### Description of the task
Omit the pictures from the entries below and retype everything else exactly.

### Available records
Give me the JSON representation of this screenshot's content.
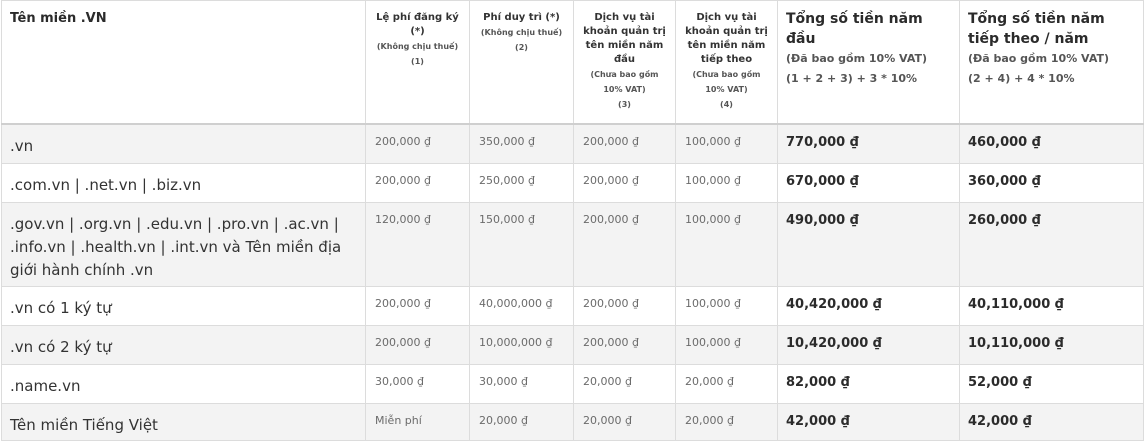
{
  "header": {
    "col_domain": "Tên miền .VN",
    "col_reg_fee": {
      "main": "Lệ phí đăng ký (*)",
      "sub1": "(Không chịu thuế)",
      "sub2": "(1)"
    },
    "col_maint_fee": {
      "main": "Phí duy trì (*)",
      "sub1": "(Không chịu thuế)",
      "sub2": "(2)"
    },
    "col_admin_first": {
      "main": "Dịch vụ tài khoản quản trị tên miền năm đầu",
      "sub1": "(Chưa bao gồm 10% VAT)",
      "sub2": "(3)"
    },
    "col_admin_next": {
      "main": "Dịch vụ tài khoản quản trị tên miền năm tiếp theo",
      "sub1": "(Chưa bao gồm 10% VAT)",
      "sub2": "(4)"
    },
    "col_total_first": {
      "main": "Tổng số tiền năm đầu",
      "sub1": "(Đã bao gồm 10% VAT)",
      "sub2": "(1 + 2 + 3) + 3 * 10%"
    },
    "col_total_next": {
      "main": "Tổng số tiền năm tiếp theo / năm",
      "sub1": "(Đã bao gồm 10% VAT)",
      "sub2": "(2 + 4) + 4 * 10%"
    }
  },
  "rows": [
    {
      "name": ".vn",
      "reg": "200,000 ₫",
      "maint": "350,000 ₫",
      "admin_first": "200,000 ₫",
      "admin_next": "100,000 ₫",
      "total_first": "770,000 ₫",
      "total_next": "460,000 ₫"
    },
    {
      "name": ".com.vn | .net.vn | .biz.vn",
      "reg": "200,000 ₫",
      "maint": "250,000 ₫",
      "admin_first": "200,000 ₫",
      "admin_next": "100,000 ₫",
      "total_first": "670,000 ₫",
      "total_next": "360,000 ₫"
    },
    {
      "name": ".gov.vn | .org.vn | .edu.vn | .pro.vn | .ac.vn | .info.vn | .health.vn | .int.vn và Tên miền địa giới hành chính .vn",
      "reg": "120,000 ₫",
      "maint": "150,000 ₫",
      "admin_first": "200,000 ₫",
      "admin_next": "100,000 ₫",
      "total_first": "490,000 ₫",
      "total_next": "260,000 ₫"
    },
    {
      "name": ".vn có 1 ký tự",
      "reg": "200,000 ₫",
      "maint": "40,000,000 ₫",
      "admin_first": "200,000 ₫",
      "admin_next": "100,000 ₫",
      "total_first": "40,420,000 ₫",
      "total_next": "40,110,000 ₫"
    },
    {
      "name": ".vn có 2 ký tự",
      "reg": "200,000 ₫",
      "maint": "10,000,000 ₫",
      "admin_first": "200,000 ₫",
      "admin_next": "100,000 ₫",
      "total_first": "10,420,000 ₫",
      "total_next": "10,110,000 ₫"
    },
    {
      "name": ".name.vn",
      "reg": "30,000 ₫",
      "maint": "30,000 ₫",
      "admin_first": "20,000 ₫",
      "admin_next": "20,000 ₫",
      "total_first": "82,000 ₫",
      "total_next": "52,000 ₫"
    },
    {
      "name": "Tên miền Tiếng Việt",
      "reg": "Miễn phí",
      "maint": "20,000 ₫",
      "admin_first": "20,000 ₫",
      "admin_next": "20,000 ₫",
      "total_first": "42,000 ₫",
      "total_next": "42,000 ₫"
    }
  ]
}
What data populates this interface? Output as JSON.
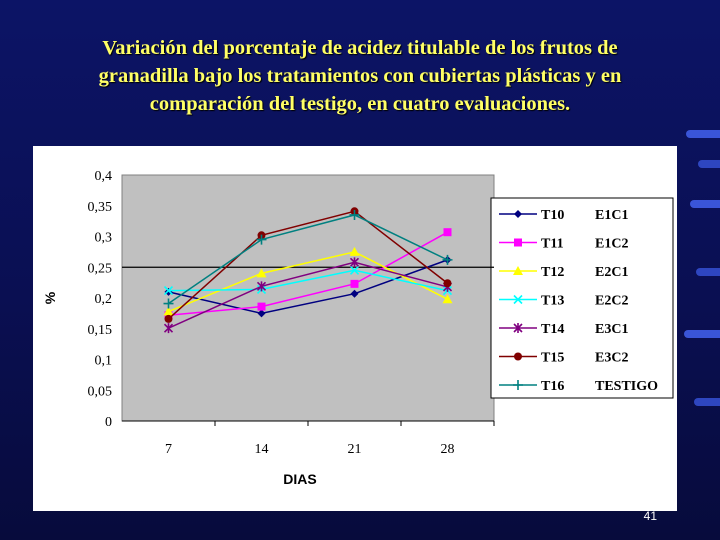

### Result of this task
Give me the JSON representation of this screenshot's content.
{
  "header": {
    "col_domain": "Tên miền .VN",
    "col_reg_fee": {
      "main": "Lệ phí đăng ký (*)",
      "sub1": "(Không chịu thuế)",
      "sub2": "(1)"
    },
    "col_maint_fee": {
      "main": "Phí duy trì (*)",
      "sub1": "(Không chịu thuế)",
      "sub2": "(2)"
    },
    "col_admin_first": {
      "main": "Dịch vụ tài khoản quản trị tên miền năm đầu",
      "sub1": "(Chưa bao gồm 10% VAT)",
      "sub2": "(3)"
    },
    "col_admin_next": {
      "main": "Dịch vụ tài khoản quản trị tên miền năm tiếp theo",
      "sub1": "(Chưa bao gồm 10% VAT)",
      "sub2": "(4)"
    },
    "col_total_first": {
      "main": "Tổng số tiền năm đầu",
      "sub1": "(Đã bao gồm 10% VAT)",
      "sub2": "(1 + 2 + 3) + 3 * 10%"
    },
    "col_total_next": {
      "main": "Tổng số tiền năm tiếp theo / năm",
      "sub1": "(Đã bao gồm 10% VAT)",
      "sub2": "(2 + 4) + 4 * 10%"
    }
  },
  "rows": [
    {
      "name": ".vn",
      "reg": "200,000 ₫",
      "maint": "350,000 ₫",
      "admin_first": "200,000 ₫",
      "admin_next": "100,000 ₫",
      "total_first": "770,000 ₫",
      "total_next": "460,000 ₫"
    },
    {
      "name": ".com.vn | .net.vn | .biz.vn",
      "reg": "200,000 ₫",
      "maint": "250,000 ₫",
      "admin_first": "200,000 ₫",
      "admin_next": "100,000 ₫",
      "total_first": "670,000 ₫",
      "total_next": "360,000 ₫"
    },
    {
      "name": ".gov.vn | .org.vn | .edu.vn | .pro.vn | .ac.vn | .info.vn | .health.vn | .int.vn và Tên miền địa giới hành chính .vn",
      "reg": "120,000 ₫",
      "maint": "150,000 ₫",
      "admin_first": "200,000 ₫",
      "admin_next": "100,000 ₫",
      "total_first": "490,000 ₫",
      "total_next": "260,000 ₫"
    },
    {
      "name": ".vn có 1 ký tự",
      "reg": "200,000 ₫",
      "maint": "40,000,000 ₫",
      "admin_first": "200,000 ₫",
      "admin_next": "100,000 ₫",
      "total_first": "40,420,000 ₫",
      "total_next": "40,110,000 ₫"
    },
    {
      "name": ".vn có 2 ký tự",
      "reg": "200,000 ₫",
      "maint": "10,000,000 ₫",
      "admin_first": "200,000 ₫",
      "admin_next": "100,000 ₫",
      "total_first": "10,420,000 ₫",
      "total_next": "10,110,000 ₫"
    },
    {
      "name": ".name.vn",
      "reg": "30,000 ₫",
      "maint": "30,000 ₫",
      "admin_first": "20,000 ₫",
      "admin_next": "20,000 ₫",
      "total_first": "82,000 ₫",
      "total_next": "52,000 ₫"
    },
    {
      "name": "Tên miền Tiếng Việt",
      "reg": "Miễn phí",
      "maint": "20,000 ₫",
      "admin_first": "20,000 ₫",
      "admin_next": "20,000 ₫",
      "total_first": "42,000 ₫",
      "total_next": "42,000 ₫"
    }
  ]
}
What data populates this interface? Output as JSON.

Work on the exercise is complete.